» **Information provided**
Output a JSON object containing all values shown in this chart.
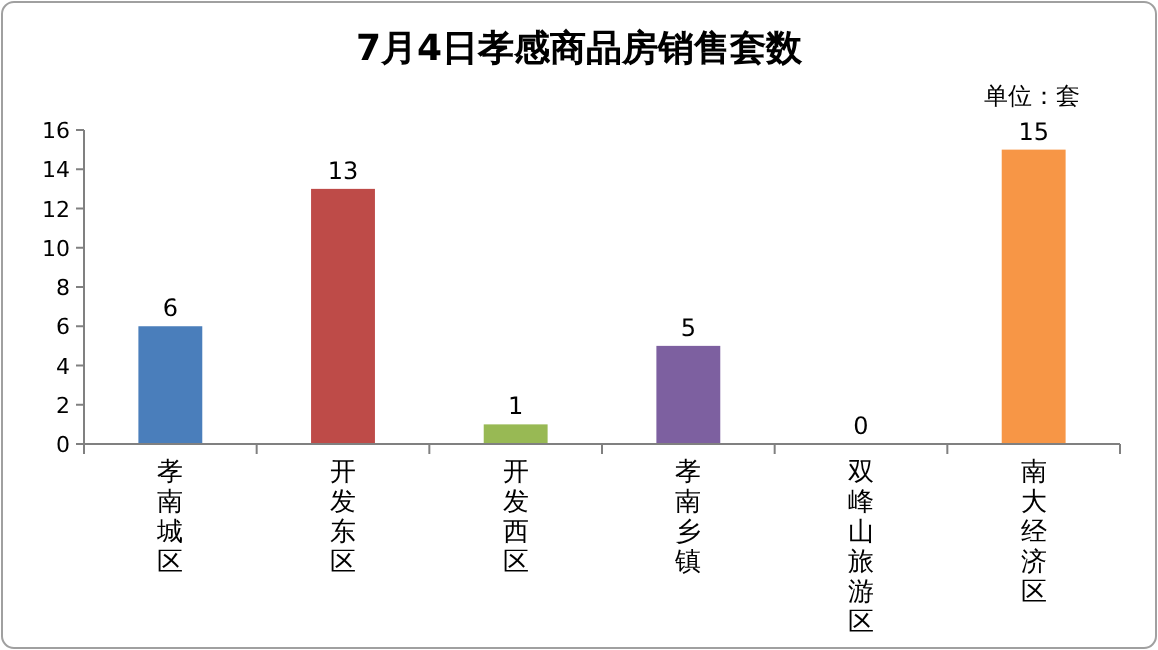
{
  "chart_data": {
    "type": "bar",
    "title": "7月4日孝感商品房销售套数",
    "annotations": [
      "单位：套"
    ],
    "categories": [
      "孝南城区",
      "开发东区",
      "开发西区",
      "孝南乡镇",
      "双峰山旅游区",
      "南大经济区"
    ],
    "values": [
      6,
      13,
      1,
      5,
      0,
      15
    ],
    "colors": [
      "#4a7ebb",
      "#be4b48",
      "#98b954",
      "#7d60a0",
      "#4bacc6",
      "#f79646"
    ],
    "ylim": [
      0,
      16
    ],
    "yticks": [
      0,
      2,
      4,
      6,
      8,
      10,
      12,
      14,
      16
    ],
    "data_labels": true,
    "grid": false
  }
}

» **Task directions**
Leave out all pictures, then copy the remaining material exactly.

» **Reply**
Output a JSON object containing all values shown in this chart.
{
  "chart_data": {
    "type": "bar",
    "title": "7月4日孝感商品房销售套数",
    "annotations": [
      "单位：套"
    ],
    "categories": [
      "孝南城区",
      "开发东区",
      "开发西区",
      "孝南乡镇",
      "双峰山旅游区",
      "南大经济区"
    ],
    "values": [
      6,
      13,
      1,
      5,
      0,
      15
    ],
    "colors": [
      "#4a7ebb",
      "#be4b48",
      "#98b954",
      "#7d60a0",
      "#4bacc6",
      "#f79646"
    ],
    "ylim": [
      0,
      16
    ],
    "yticks": [
      0,
      2,
      4,
      6,
      8,
      10,
      12,
      14,
      16
    ],
    "data_labels": true,
    "grid": false
  }
}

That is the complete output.